DATA IN THIS EXERCISE start

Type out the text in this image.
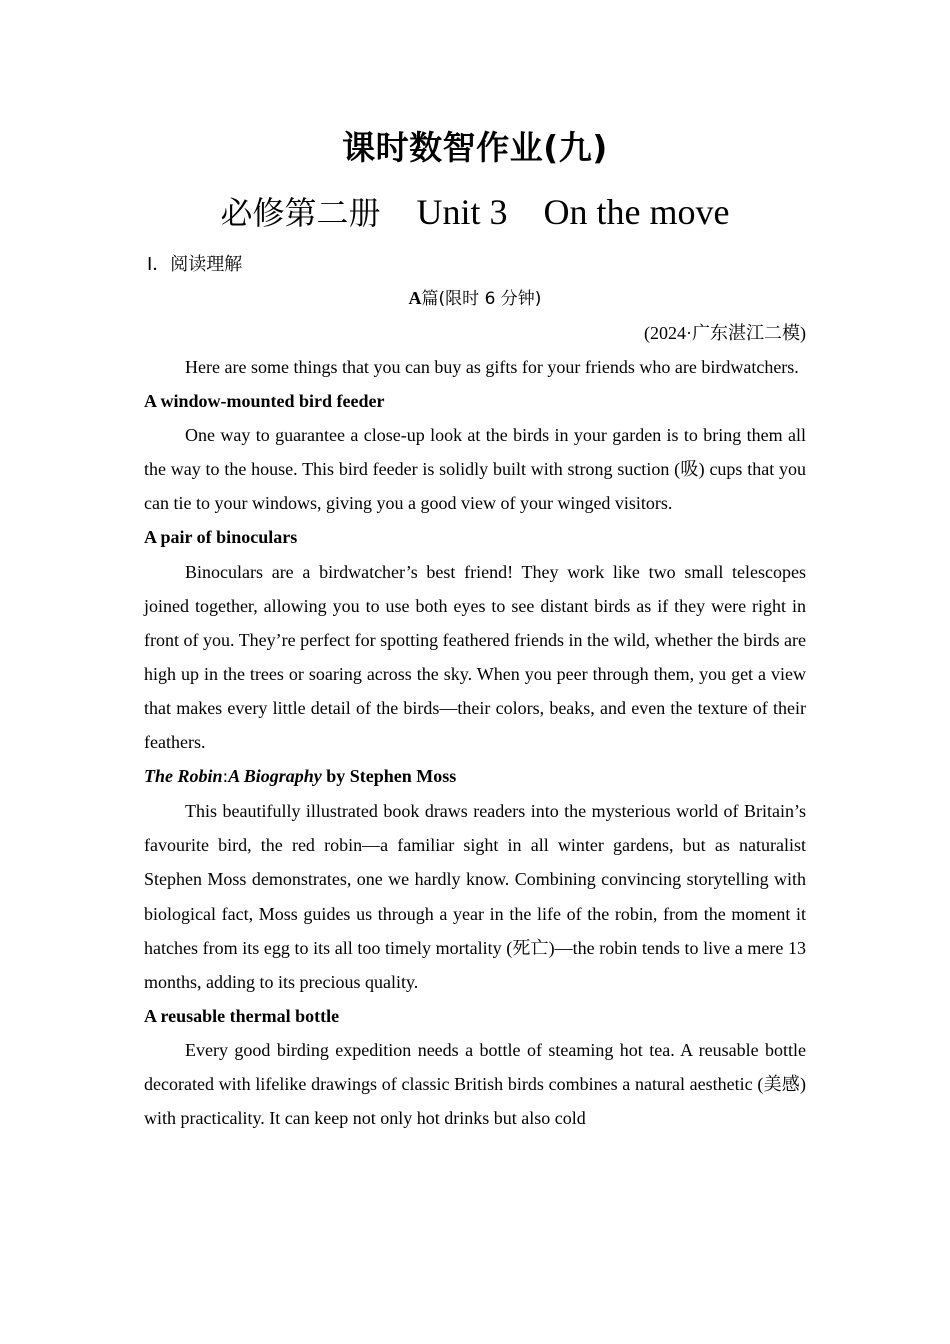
课时数智作业(九)
必修第二册 Unit 3 On the move
Ⅰ．阅读理解
A篇(限时 6 分钟)
(2024·广东湛江二模)

Here are some things that you can buy as gifts for your friends who are birdwatchers.

A window-mounted bird feeder

One way to guarantee a close-up look at the birds in your garden is to bring them all the way to the house. This bird feeder is solidly built with strong suction (吸) cups that you can tie to your windows, giving you a good view of your winged visitors.

A pair of binoculars

Binoculars are a birdwatcher’s best friend! They work like two small telescopes joined together, allowing you to use both eyes to see distant birds as if they were right in front of you. They’re perfect for spotting feathered friends in the wild, whether the birds are high up in the trees or soaring across the sky. When you peer through them, you get a view that makes every little detail of the birds—their colors, beaks, and even the texture of their feathers.

The Robin:A Biography by Stephen Moss

This beautifully illustrated book draws readers into the mysterious world of Britain’s favourite bird, the red robin—a familiar sight in all winter gardens, but as naturalist Stephen Moss demonstrates, one we hardly know. Combining convincing storytelling with biological fact, Moss guides us through a year in the life of the robin, from the moment it hatches from its egg to its all too timely mortality (死亡)—the robin tends to live a mere 13 months, adding to its precious quality.

A reusable thermal bottle

Every good birding expedition needs a bottle of steaming hot tea. A reusable bottle decorated with lifelike drawings of classic British birds combines a natural aesthetic (美感) with practicality. It can keep not only hot drinks but also cold
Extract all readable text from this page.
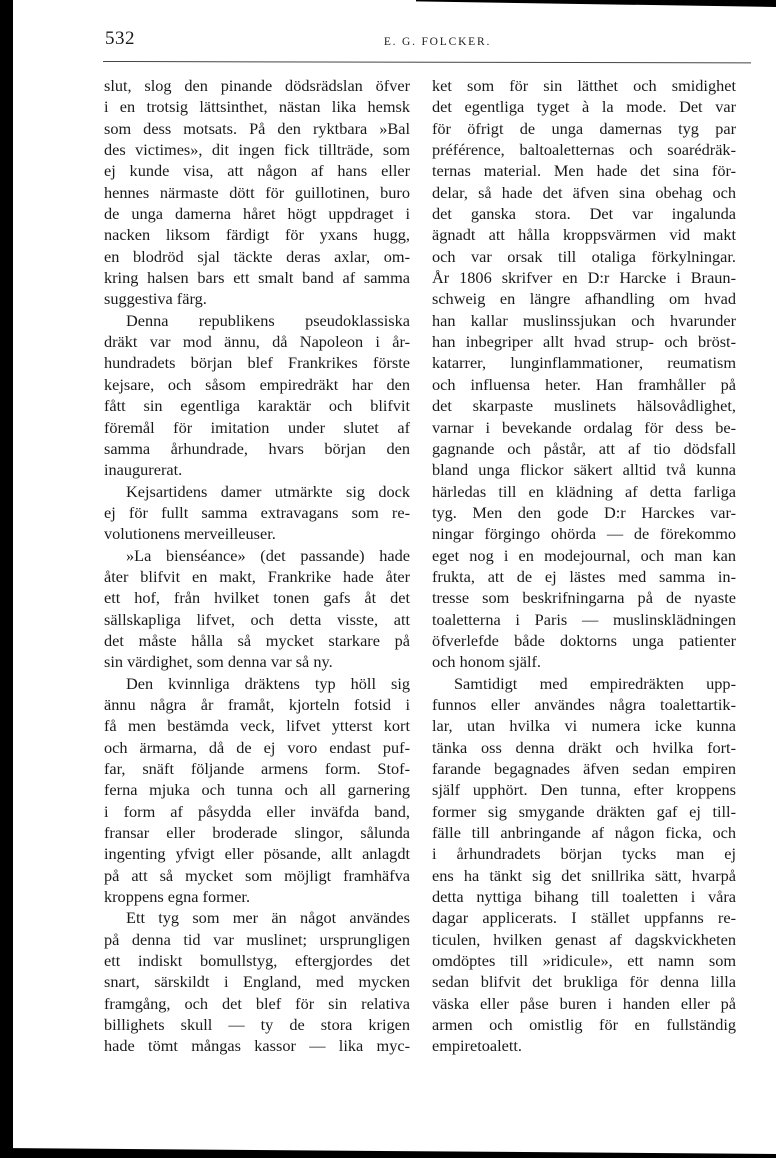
532	E. G. FOLCKER.
slut, slog den pinande dödsrädslan öfver
i en trotsig lättsinthet, nästan lika hemsk
som dess motsats. På den ryktbara »Bal
des victimes», dit ingen fick tillträde, som
ej kunde visa, att någon af hans eller
hennes närmaste dött för guillotinen, buro
de unga damerna håret högt uppdraget i
nacken liksom färdigt för yxans hugg,
en blodröd sjal täckte deras axlar, om-
kring halsen bars ett smalt band af samma
suggestiva färg.
Denna republikens pseudoklassiska
dräkt var mod ännu, då Napoleon i år-
hundradets början blef Frankrikes förste
kejsare, och såsom empiredräkt har den
fått sin egentliga karaktär och blifvit
föremål för imitation under slutet af
samma århundrade, hvars början den
inaugurerat.
Kejsartidens damer utmärkte sig dock
ej för fullt samma extravagans som re-
volutionens merveilleuser.
»La bienséance» (det passande) hade
åter blifvit en makt, Frankrike hade åter
ett hof, från hvilket tonen gafs åt det
sällskapliga lifvet, och detta visste, att
det måste hålla så mycket starkare på
sin värdighet, som denna var så ny.
Den kvinnliga dräktens typ höll sig
ännu några år framåt, kjorteln fotsid i
få men bestämda veck, lifvet ytterst kort
och ärmarna, då de ej voro endast puf-
far, snäft följande armens form. Stof-
ferna mjuka och tunna och all garnering
i form af påsydda eller inväfda band,
fransar eller broderade slingor, sålunda
ingenting yfvigt eller pösande, allt anlagdt
på att så mycket som möjligt framhäfva
kroppens egna former.
Ett tyg som mer än något användes
på denna tid var muslinet; ursprungligen
ett indiskt bomullstyg, eftergjordes det
snart, särskildt i England, med mycken
framgång, och det blef för sin relativa
billighets skull — ty de stora krigen
hade tömt mångas kassor — lika myc-
ket som för sin lätthet och smidighet
det egentliga tyget à la mode. Det var
för öfrigt de unga damernas tyg par
préférence, baltoaletternas och soarédräk-
ternas material. Men hade det sina för-
delar, så hade det äfven sina obehag och
det ganska stora. Det var ingalunda
ägnadt att hålla kroppsvärmen vid makt
och var orsak till otaliga förkylningar.
År 1806 skrifver en D:r Harcke i Braun-
schweig en längre afhandling om hvad
han kallar muslinssjukan och hvarunder
han inbegriper allt hvad strup- och bröst-
katarrer, lunginflammationer, reumatism
och influensa heter. Han framhåller på
det skarpaste muslinets hälsovådlighet,
varnar i bevekande ordalag för dess be-
gagnande och påstår, att af tio dödsfall
bland unga flickor säkert alltid två kunna
härledas till en klädning af detta farliga
tyg. Men den gode D:r Harckes var-
ningar förgingo ohörda — de förekommo
eget nog i en modejournal, och man kan
frukta, att de ej lästes med samma in-
tresse som beskrifningarna på de nyaste
toaletterna i Paris — muslinsklädningen
öfverlefde både doktorns unga patienter
och honom själf.
Samtidigt med empiredräkten upp-
funnos eller användes några toalettartik-
lar, utan hvilka vi numera icke kunna
tänka oss denna dräkt och hvilka fort-
farande begagnades äfven sedan empiren
själf upphört. Den tunna, efter kroppens
former sig smygande dräkten gaf ej till-
fälle till anbringande af någon ficka, och
i århundradets början tycks man ej
ens ha tänkt sig det snillrika sätt, hvarpå
detta nyttiga bihang till toaletten i våra
dagar applicerats. I stället uppfanns re-
ticulen, hvilken genast af dagskvickheten
omdöptes till »ridicule», ett namn som
sedan blifvit det brukliga för denna lilla
väska eller påse buren i handen eller på
armen och omistlig för en fullständig
empiretoalett.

DATA IN THIS EXERCISE end

PROBLEM REQUIREMENTS — Your answer should be a single number: the count of lines in the entries that contain the word "äfven".

IN RESPONSE — 2